━━━━━ RECORDED INFORMATION ━━━━━
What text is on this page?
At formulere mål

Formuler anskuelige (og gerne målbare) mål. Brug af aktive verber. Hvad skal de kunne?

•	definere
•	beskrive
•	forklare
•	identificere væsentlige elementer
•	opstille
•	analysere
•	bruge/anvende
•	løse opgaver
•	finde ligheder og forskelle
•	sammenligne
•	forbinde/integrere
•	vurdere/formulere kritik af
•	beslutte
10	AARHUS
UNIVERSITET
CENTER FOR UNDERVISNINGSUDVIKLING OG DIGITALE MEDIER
━━━━━
→ **THE REQUEST**:
Copy every record exactly, with nothing added or dropped.

→ **SOLUTION**:
What text is on this page?
At formulere mål

Formuler anskuelige (og gerne målbare) mål. Brug af aktive verber. Hvad skal de kunne?

•	definere
•	beskrive
•	forklare
•	identificere væsentlige elementer
•	opstille
•	analysere
•	bruge/anvende
•	løse opgaver
•	finde ligheder og forskelle
•	sammenligne
•	forbinde/integrere
•	vurdere/formulere kritik af
•	beslutte
10	AARHUS
UNIVERSITET
CENTER FOR UNDERVISNINGSUDVIKLING OG DIGITALE MEDIER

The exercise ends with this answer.